** start **

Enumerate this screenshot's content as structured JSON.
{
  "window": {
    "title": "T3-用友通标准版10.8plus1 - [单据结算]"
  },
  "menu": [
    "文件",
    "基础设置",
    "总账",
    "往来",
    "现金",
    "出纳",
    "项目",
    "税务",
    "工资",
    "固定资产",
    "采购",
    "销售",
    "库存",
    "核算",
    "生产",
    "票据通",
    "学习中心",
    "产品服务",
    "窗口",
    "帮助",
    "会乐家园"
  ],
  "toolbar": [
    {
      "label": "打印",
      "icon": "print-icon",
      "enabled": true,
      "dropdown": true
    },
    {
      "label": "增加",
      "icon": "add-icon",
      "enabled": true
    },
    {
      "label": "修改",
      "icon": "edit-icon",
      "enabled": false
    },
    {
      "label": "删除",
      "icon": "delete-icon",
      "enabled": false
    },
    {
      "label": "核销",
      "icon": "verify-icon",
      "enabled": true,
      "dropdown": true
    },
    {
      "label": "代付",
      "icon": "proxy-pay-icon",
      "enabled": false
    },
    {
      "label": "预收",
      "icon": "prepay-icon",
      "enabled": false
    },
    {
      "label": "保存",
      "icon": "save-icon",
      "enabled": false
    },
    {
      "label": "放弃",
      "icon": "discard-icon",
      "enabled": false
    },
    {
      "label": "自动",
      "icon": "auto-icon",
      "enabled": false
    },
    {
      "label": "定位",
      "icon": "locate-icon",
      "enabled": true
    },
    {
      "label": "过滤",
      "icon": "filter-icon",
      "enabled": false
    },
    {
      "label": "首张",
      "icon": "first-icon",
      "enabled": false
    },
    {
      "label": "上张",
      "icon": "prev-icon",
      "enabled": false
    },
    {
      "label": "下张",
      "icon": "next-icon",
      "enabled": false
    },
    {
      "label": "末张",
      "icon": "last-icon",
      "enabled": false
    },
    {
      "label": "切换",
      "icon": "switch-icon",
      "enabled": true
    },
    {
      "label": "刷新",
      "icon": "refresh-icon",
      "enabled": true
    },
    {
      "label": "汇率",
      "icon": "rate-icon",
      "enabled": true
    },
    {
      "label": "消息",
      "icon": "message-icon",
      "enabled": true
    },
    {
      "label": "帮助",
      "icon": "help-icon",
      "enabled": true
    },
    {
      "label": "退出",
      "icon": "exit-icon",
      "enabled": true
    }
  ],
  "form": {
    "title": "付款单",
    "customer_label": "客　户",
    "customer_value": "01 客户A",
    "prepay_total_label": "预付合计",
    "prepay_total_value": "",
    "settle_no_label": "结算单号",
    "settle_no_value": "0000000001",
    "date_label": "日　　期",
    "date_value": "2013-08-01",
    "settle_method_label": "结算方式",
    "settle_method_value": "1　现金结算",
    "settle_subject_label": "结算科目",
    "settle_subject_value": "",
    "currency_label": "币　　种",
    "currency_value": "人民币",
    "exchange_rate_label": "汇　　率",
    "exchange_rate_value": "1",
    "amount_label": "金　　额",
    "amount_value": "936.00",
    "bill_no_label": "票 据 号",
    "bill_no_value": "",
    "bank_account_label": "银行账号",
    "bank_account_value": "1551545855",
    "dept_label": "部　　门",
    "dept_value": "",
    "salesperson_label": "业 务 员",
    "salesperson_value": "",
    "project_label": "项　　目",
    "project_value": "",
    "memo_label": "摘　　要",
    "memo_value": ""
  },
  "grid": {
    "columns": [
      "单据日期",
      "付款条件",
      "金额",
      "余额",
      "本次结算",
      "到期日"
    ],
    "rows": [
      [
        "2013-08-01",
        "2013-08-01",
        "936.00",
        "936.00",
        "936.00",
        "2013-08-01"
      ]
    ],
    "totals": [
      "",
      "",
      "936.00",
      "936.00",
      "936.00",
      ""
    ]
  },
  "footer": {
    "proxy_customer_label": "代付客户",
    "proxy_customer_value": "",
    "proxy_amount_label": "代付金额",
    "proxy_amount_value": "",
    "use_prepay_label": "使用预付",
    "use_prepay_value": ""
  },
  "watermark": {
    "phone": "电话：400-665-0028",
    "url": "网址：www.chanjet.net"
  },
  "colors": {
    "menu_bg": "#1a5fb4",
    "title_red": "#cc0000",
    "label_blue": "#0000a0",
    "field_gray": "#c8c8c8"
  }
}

** end **

## Your goal
Copy down the whole of the data above, matching it exactly.

## Exercise result
Enumerate this screenshot's content as structured JSON.
{
  "window": {
    "title": "T3-用友通标准版10.8plus1 - [单据结算]"
  },
  "menu": [
    "文件",
    "基础设置",
    "总账",
    "往来",
    "现金",
    "出纳",
    "项目",
    "税务",
    "工资",
    "固定资产",
    "采购",
    "销售",
    "库存",
    "核算",
    "生产",
    "票据通",
    "学习中心",
    "产品服务",
    "窗口",
    "帮助",
    "会乐家园"
  ],
  "toolbar": [
    {
      "label": "打印",
      "icon": "print-icon",
      "enabled": true,
      "dropdown": true
    },
    {
      "label": "增加",
      "icon": "add-icon",
      "enabled": true
    },
    {
      "label": "修改",
      "icon": "edit-icon",
      "enabled": false
    },
    {
      "label": "删除",
      "icon": "delete-icon",
      "enabled": false
    },
    {
      "label": "核销",
      "icon": "verify-icon",
      "enabled": true,
      "dropdown": true
    },
    {
      "label": "代付",
      "icon": "proxy-pay-icon",
      "enabled": false
    },
    {
      "label": "预收",
      "icon": "prepay-icon",
      "enabled": false
    },
    {
      "label": "保存",
      "icon": "save-icon",
      "enabled": false
    },
    {
      "label": "放弃",
      "icon": "discard-icon",
      "enabled": false
    },
    {
      "label": "自动",
      "icon": "auto-icon",
      "enabled": false
    },
    {
      "label": "定位",
      "icon": "locate-icon",
      "enabled": true
    },
    {
      "label": "过滤",
      "icon": "filter-icon",
      "enabled": false
    },
    {
      "label": "首张",
      "icon": "first-icon",
      "enabled": false
    },
    {
      "label": "上张",
      "icon": "prev-icon",
      "enabled": false
    },
    {
      "label": "下张",
      "icon": "next-icon",
      "enabled": false
    },
    {
      "label": "末张",
      "icon": "last-icon",
      "enabled": false
    },
    {
      "label": "切换",
      "icon": "switch-icon",
      "enabled": true
    },
    {
      "label": "刷新",
      "icon": "refresh-icon",
      "enabled": true
    },
    {
      "label": "汇率",
      "icon": "rate-icon",
      "enabled": true
    },
    {
      "label": "消息",
      "icon": "message-icon",
      "enabled": true
    },
    {
      "label": "帮助",
      "icon": "help-icon",
      "enabled": true
    },
    {
      "label": "退出",
      "icon": "exit-icon",
      "enabled": true
    }
  ],
  "form": {
    "title": "付款单",
    "customer_label": "客　户",
    "customer_value": "01 客户A",
    "prepay_total_label": "预付合计",
    "prepay_total_value": "",
    "settle_no_label": "结算单号",
    "settle_no_value": "0000000001",
    "date_label": "日　　期",
    "date_value": "2013-08-01",
    "settle_method_label": "结算方式",
    "settle_method_value": "1　现金结算",
    "settle_subject_label": "结算科目",
    "settle_subject_value": "",
    "currency_label": "币　　种",
    "currency_value": "人民币",
    "exchange_rate_label": "汇　　率",
    "exchange_rate_value": "1",
    "amount_label": "金　　额",
    "amount_value": "936.00",
    "bill_no_label": "票 据 号",
    "bill_no_value": "",
    "bank_account_label": "银行账号",
    "bank_account_value": "1551545855",
    "dept_label": "部　　门",
    "dept_value": "",
    "salesperson_label": "业 务 员",
    "salesperson_value": "",
    "project_label": "项　　目",
    "project_value": "",
    "memo_label": "摘　　要",
    "memo_value": ""
  },
  "grid": {
    "columns": [
      "单据日期",
      "付款条件",
      "金额",
      "余额",
      "本次结算",
      "到期日"
    ],
    "rows": [
      [
        "2013-08-01",
        "2013-08-01",
        "936.00",
        "936.00",
        "936.00",
        "2013-08-01"
      ]
    ],
    "totals": [
      "",
      "",
      "936.00",
      "936.00",
      "936.00",
      ""
    ]
  },
  "footer": {
    "proxy_customer_label": "代付客户",
    "proxy_customer_value": "",
    "proxy_amount_label": "代付金额",
    "proxy_amount_value": "",
    "use_prepay_label": "使用预付",
    "use_prepay_value": ""
  },
  "watermark": {
    "phone": "电话：400-665-0028",
    "url": "网址：www.chanjet.net"
  },
  "colors": {
    "menu_bg": "#1a5fb4",
    "title_red": "#cc0000",
    "label_blue": "#0000a0",
    "field_gray": "#c8c8c8"
  }
}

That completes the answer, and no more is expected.